Collected data entries
- - - -
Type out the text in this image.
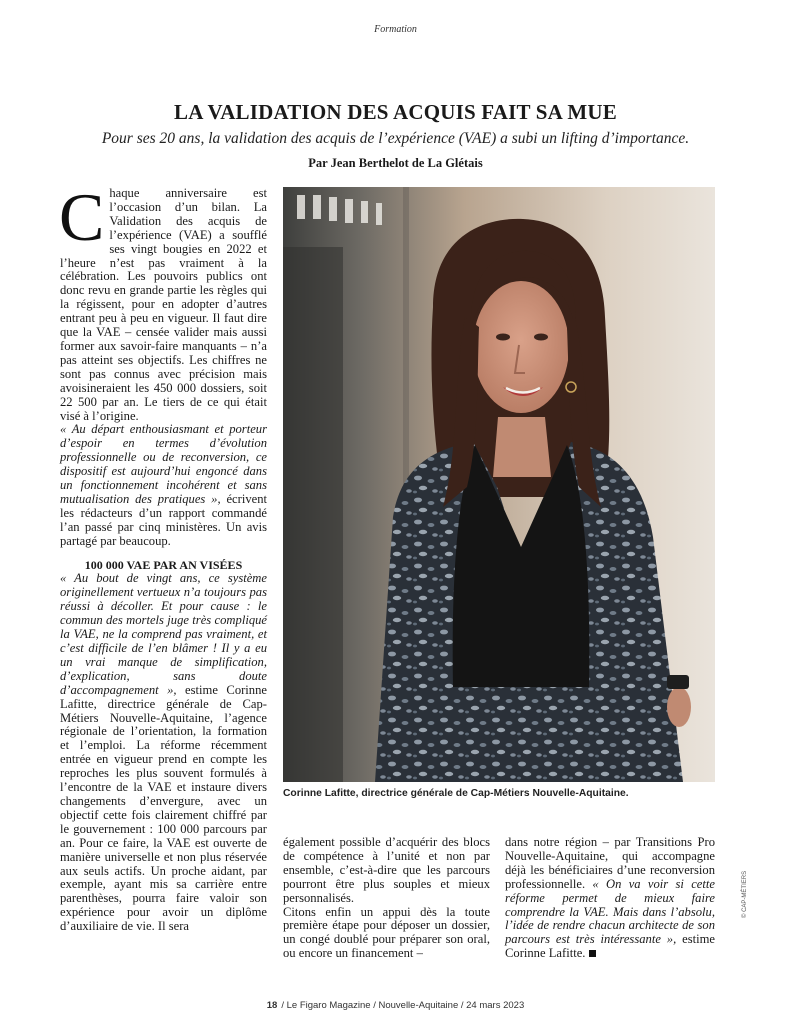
Formation
LA VALIDATION DES ACQUIS FAIT SA MUE
Pour ses 20 ans, la validation des acquis de l’expérience (VAE) a subi un lifting d’importance.
Par Jean Berthelot de La Glétais

Chaque anniversaire est l’occasion d’un bilan. La Validation des acquis de l’expérience (VAE) a soufflé ses vingt bougies en 2022 et l’heure n’est pas vraiment à la célébration. Les pouvoirs publics ont donc revu en grande partie les règles qui la régissent, pour en adopter d’autres entrant peu à peu en vigueur. Il faut dire que la VAE – censée valider mais aussi former aux savoir-faire manquants – n’a pas atteint ses objectifs. Les chiffres ne sont pas connus avec précision mais avoisineraient les 450 000 dossiers, soit 22 500 par an. Le tiers de ce qui était visé à l’origine.

« Au départ enthousiasmant et porteur d’espoir en termes d’évolution professionnelle ou de reconversion, ce dispositif est aujourd’hui engoncé dans un fonctionnement incohérent et sans mutualisation des pratiques », écrivent les rédacteurs d’un rapport commandé l’an passé par cinq ministères. Un avis partagé par beaucoup.

100 000 VAE PAR AN VISÉES

« Au bout de vingt ans, ce système originellement vertueux n’a toujours pas réussi à décoller. Et pour cause : le commun des mortels juge très compliqué la VAE, ne la comprend pas vraiment, et c’est difficile de l’en blâmer ! Il y a eu un vrai manque de simplification, d’explication, sans doute d’accompagnement », estime Corinne Lafitte, directrice générale de Cap-Métiers Nouvelle-Aquitaine, l’agence régionale de l’orientation, la formation et l’emploi. La réforme récemment entrée en vigueur prend en compte les reproches les plus souvent formulés à l’encontre de la VAE et instaure divers changements d’envergure, avec un objectif cette fois clairement chiffré par le gouvernement : 100 000 parcours par an. Pour ce faire, la VAE est ouverte de manière universelle et non plus réservée aux seuls actifs. Un proche aidant, par exemple, ayant mis sa carrière entre parenthèses, pourra faire valoir son expérience pour avoir un diplôme d’auxiliaire de vie. Il sera

Corinne Lafitte, directrice générale de Cap-Métiers Nouvelle-Aquitaine.

également possible d’acquérir des blocs de compétence à l’unité et non par ensemble, c’est-à-dire que les parcours pourront être plus souples et mieux personnalisés.

Citons enfin un appui dès la toute première étape pour déposer un dossier, un congé doublé pour préparer son oral, ou encore un financement –

dans notre région – par Transitions Pro Nouvelle-Aquitaine, qui accompagne déjà les bénéficiaires d’une reconversion professionnelle. « On va voir si cette réforme permet de mieux faire comprendre la VAE. Mais dans l’absolu, l’idée de rendre chacun architecte de son parcours est très intéressante », estime Corinne Lafitte.

© CAP-MÉTIERS
18 / Le Figaro Magazine / Nouvelle-Aquitaine / 24 mars 2023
- - - -
- [Aim] Answer with a single number: the count of lines holding the word "reconversion".

- [Task result] 2